**Instruções do exercício**
No texto de leitura, qual jornal o homem que vende carros lê para conversar com os clientes?

**Texto de leitura**
# # # #
Isso é para gente que não sabe a direção de sua vida. Quando nos levantamos, ele
disse: gostei de vocês. Por favor. Voltem novamente. É muito bom
conhecer alguém que gosta do que a gente faz. Quando pisamos a calçada, ela
me disse: tomara que ele fique bem. E eu completei: tomara. E ela: se
pudesse eu pagava esse cara pra ele só fazer música!
sexta-feira, 11 de novembro de 2011
Mas Continuo Doido...
Ele vende carro pra caramba.
Tem maior lábia. Não terminou o ginásio, mas lê o jornal O Globo para conversar
com os clientes. Já roubou som de carro, fumou e cheirou. Hoje fuma tabaco, toma
uma antes do almoço e outra depois do expediente. Batuca Jorge Aragão no
volante enquanto fala comigo. Ele se veste bem e comenta do perfume: conhece
esse? Antigamente saía fantasiado no Cacique de Ramos. Cumprimenta todo mundo
na rua. Toca pandeiro, e joga aquela pelada quinta à noite. Domingo vai com a "preta" e o filho na casa da cunhada, que faz o feijão do jeito que ele gosta.
Joga na maquininha, no bicho, tem sorte em tudo, até nas cartas. Além de ser
perito na sinuca. De maneira que já vi a rapaziada do morro abandonar a mesa
para não jogar com ele; que entre um pagode e outro, diz: larguei a vida doida,
mas continuo doido.
sábado, 5 de novembro de 2011
A Invasão
Ninguém morreu na porra daquela invasão, não morreu um moleque lá da área... Um
moleque da favela! Nenhum deles. Quando começou o tiroteio todo mundo foi pra
casa. Da entoca entra no beco e dá um assobio. Alguém abre a porta. Nós conhece a favela, né? Quem morreu era de fora. Os moleques de outras favelas, que
não conheciam o morro, e que ficaram perdidos. Eu vi dois deles... De moto... Os olhos
arregalados... Esses eu ajudei a fugir. Mas a maioria morreu. E
foi diferente dos números da televisão, é claro. Lá em cima do morro tava
cheiro de carniça. De tanta gente morta. Os porcos comeram tudo. Mas tiveram
uns que fugiram. Ele solta a fumaça e continua: eu saí tranqüilo. Não olhei nem
pra trás. Fui embora.
quarta-feira, 2 de novembro de 2011
Poodles
A menina mergulha na lata de lixo. O moleque espera.
# # # #
[Trecho do conjunto de dados]
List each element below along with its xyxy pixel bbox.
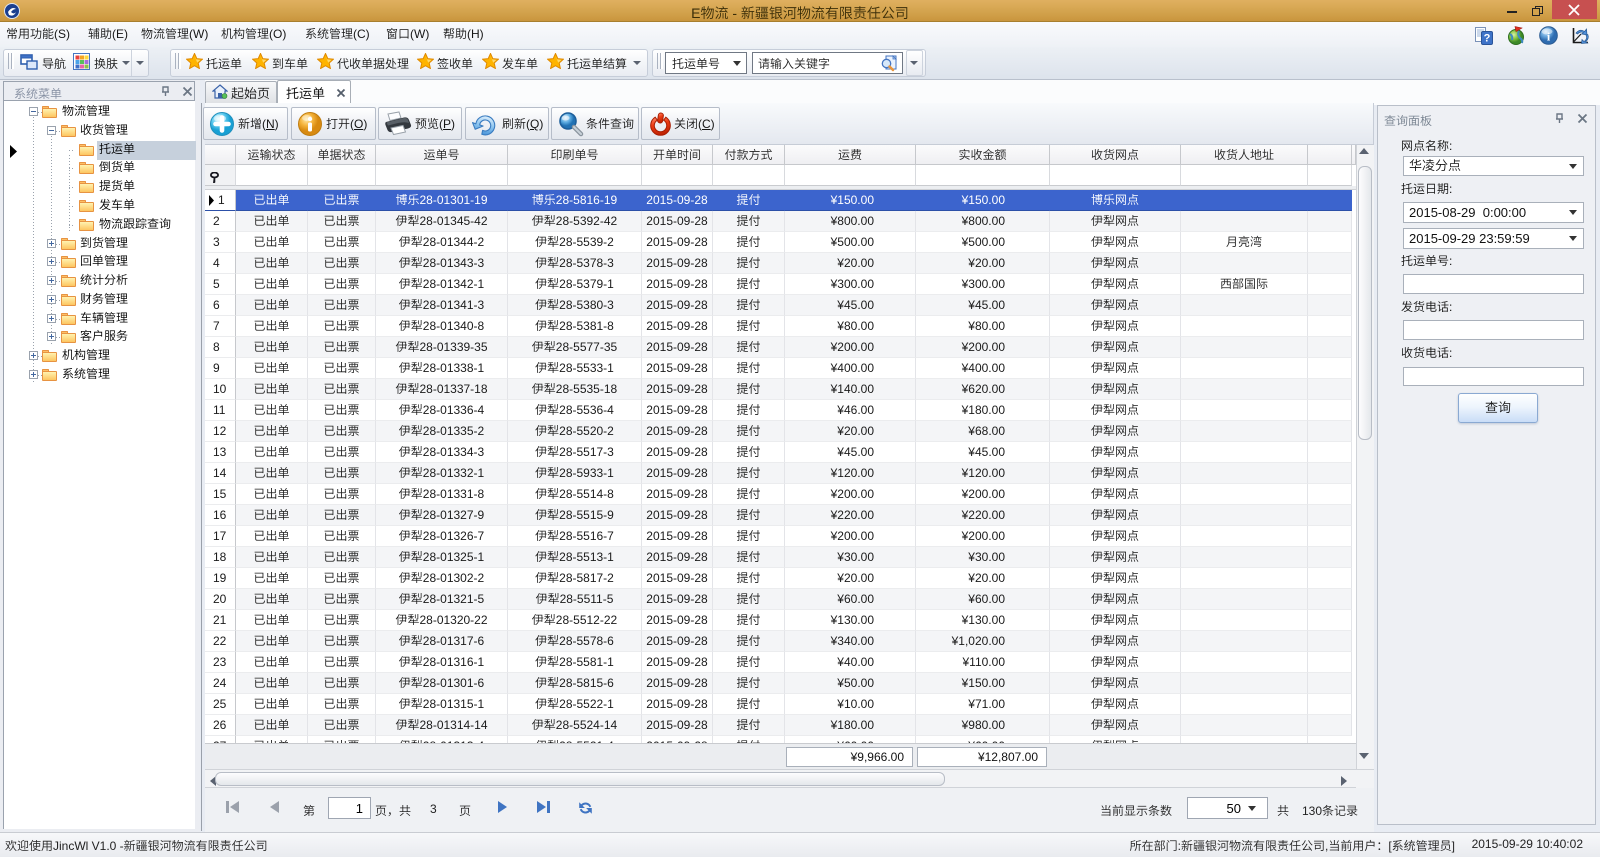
svg-text:?: ?	[1484, 33, 1491, 45]
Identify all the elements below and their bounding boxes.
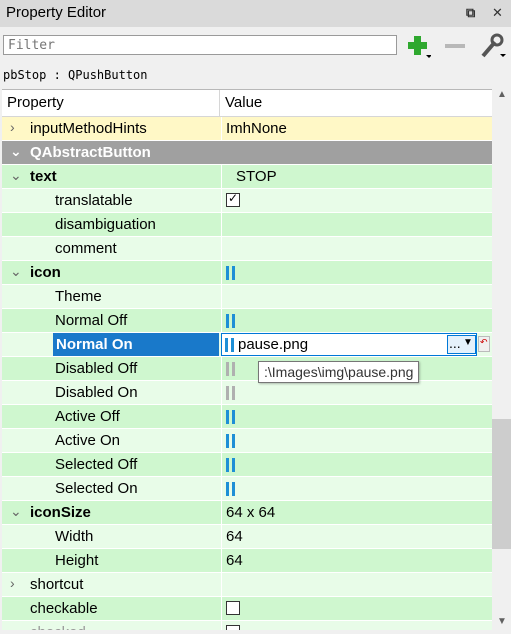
property-name: text bbox=[30, 168, 57, 185]
property-row[interactable]: › shortcut bbox=[2, 573, 492, 597]
translatable-checkbox[interactable]: ✓ bbox=[226, 191, 240, 207]
scrollbar-thumb[interactable] bbox=[492, 419, 511, 549]
property-row[interactable]: checkable bbox=[2, 597, 492, 621]
property-name: Disabled On bbox=[55, 384, 138, 401]
collapse-arrow-icon[interactable]: ⌄ bbox=[10, 167, 22, 184]
category-name: QAbstractButton bbox=[30, 144, 151, 161]
property-name: shortcut bbox=[30, 576, 84, 593]
property-name: inputMethodHints bbox=[30, 120, 147, 137]
property-row[interactable]: Width 64 bbox=[2, 525, 492, 549]
property-row[interactable]: Selected Off bbox=[2, 453, 492, 477]
property-row[interactable]: disambiguation bbox=[2, 213, 492, 237]
expand-arrow-icon[interactable]: › bbox=[10, 575, 15, 591]
property-name: Height bbox=[55, 552, 99, 569]
vertical-scrollbar[interactable]: ▲ ▼ bbox=[492, 89, 511, 629]
object-class-label: pbStop : QPushButton bbox=[3, 68, 148, 82]
plus-icon[interactable] bbox=[405, 33, 432, 59]
scroll-down-icon[interactable]: ▼ bbox=[497, 616, 507, 627]
property-name: comment bbox=[55, 240, 117, 257]
pause-icon bbox=[221, 429, 492, 452]
property-name: Active Off bbox=[55, 408, 120, 425]
property-row[interactable]: comment bbox=[2, 237, 492, 261]
window-title: Property Editor bbox=[6, 4, 107, 21]
pause-icon bbox=[221, 309, 492, 332]
property-name: disambiguation bbox=[55, 216, 156, 233]
property-grid: Property Value › inputMethodHints ImhNon… bbox=[2, 89, 492, 630]
property-row[interactable]: Active On bbox=[2, 429, 492, 453]
property-row[interactable]: ⌄ iconSize 64 x 64 bbox=[2, 501, 492, 525]
property-name: Normal Off bbox=[55, 312, 128, 329]
minus-icon[interactable] bbox=[442, 33, 468, 59]
property-row[interactable]: Normal Off bbox=[2, 309, 492, 333]
category-row: ⌄ QAbstractButton bbox=[2, 141, 492, 165]
pause-icon bbox=[221, 405, 492, 428]
property-name: Disabled Off bbox=[55, 360, 138, 377]
icon-path-value[interactable]: pause.png bbox=[238, 336, 308, 353]
header-value: Value bbox=[225, 94, 263, 111]
property-name: icon bbox=[30, 264, 61, 281]
selected-name-cell: Normal On bbox=[53, 333, 219, 356]
grid-header: Property Value bbox=[2, 90, 492, 117]
property-row[interactable]: ⌄ icon bbox=[2, 261, 492, 285]
collapse-arrow-icon[interactable]: ⌄ bbox=[10, 263, 22, 280]
property-row[interactable]: translatable ✓ bbox=[2, 189, 492, 213]
browse-dropdown-button[interactable]: ... ▼ bbox=[447, 335, 476, 354]
property-name: Theme bbox=[55, 288, 102, 305]
property-value: 64 bbox=[226, 528, 243, 545]
icon-path-editor[interactable]: pause.png ... ▼ bbox=[221, 333, 477, 356]
property-name: Normal On bbox=[56, 336, 133, 353]
checked-checkbox[interactable] bbox=[226, 625, 240, 630]
wrench-icon[interactable] bbox=[478, 33, 506, 59]
property-name: iconSize bbox=[30, 504, 91, 521]
title-bar: Property Editor ⧉ ✕ bbox=[0, 0, 511, 27]
pause-icon bbox=[221, 477, 492, 500]
float-icon[interactable]: ⧉ bbox=[466, 5, 475, 21]
property-row-selected[interactable]: Normal On pause.png ... ▼ ↶ bbox=[2, 333, 492, 357]
property-name: Selected Off bbox=[55, 456, 138, 473]
property-name: Active On bbox=[55, 432, 121, 449]
reset-icon[interactable]: ↶ bbox=[478, 336, 490, 352]
property-value: 64 bbox=[226, 552, 243, 569]
property-row[interactable]: Active Off bbox=[2, 405, 492, 429]
property-name: Width bbox=[55, 528, 94, 545]
collapse-arrow-icon[interactable]: ⌄ bbox=[10, 503, 22, 520]
property-value: STOP bbox=[236, 168, 277, 185]
property-row[interactable]: Theme bbox=[2, 285, 492, 309]
path-tooltip: :\Images\img\pause.png bbox=[258, 361, 420, 383]
property-name: checkable bbox=[30, 600, 98, 617]
property-row[interactable]: Height 64 bbox=[2, 549, 492, 573]
property-name: translatable bbox=[55, 192, 133, 209]
property-value: 64 x 64 bbox=[226, 504, 276, 521]
property-row[interactable]: Selected On bbox=[2, 477, 492, 501]
pause-icon bbox=[221, 453, 492, 476]
property-row[interactable]: › inputMethodHints ImhNone bbox=[2, 117, 492, 141]
close-icon[interactable]: ✕ bbox=[492, 5, 503, 21]
filter-input[interactable] bbox=[3, 35, 397, 55]
expand-arrow-icon[interactable]: › bbox=[10, 119, 15, 135]
property-value: ImhNone bbox=[226, 120, 287, 137]
property-name: checked bbox=[30, 624, 86, 630]
property-name: Selected On bbox=[55, 480, 138, 497]
property-row[interactable]: ⌄ text STOP bbox=[2, 165, 492, 189]
pause-disabled-icon bbox=[221, 381, 492, 404]
property-row[interactable]: checked bbox=[2, 621, 492, 630]
scroll-up-icon[interactable]: ▲ bbox=[497, 89, 507, 100]
pause-icon bbox=[221, 261, 492, 284]
header-property: Property bbox=[7, 94, 64, 111]
checkable-checkbox[interactable] bbox=[226, 601, 240, 615]
property-row[interactable]: Disabled On bbox=[2, 381, 492, 405]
# # # #
**Resposta completa**
O Globo.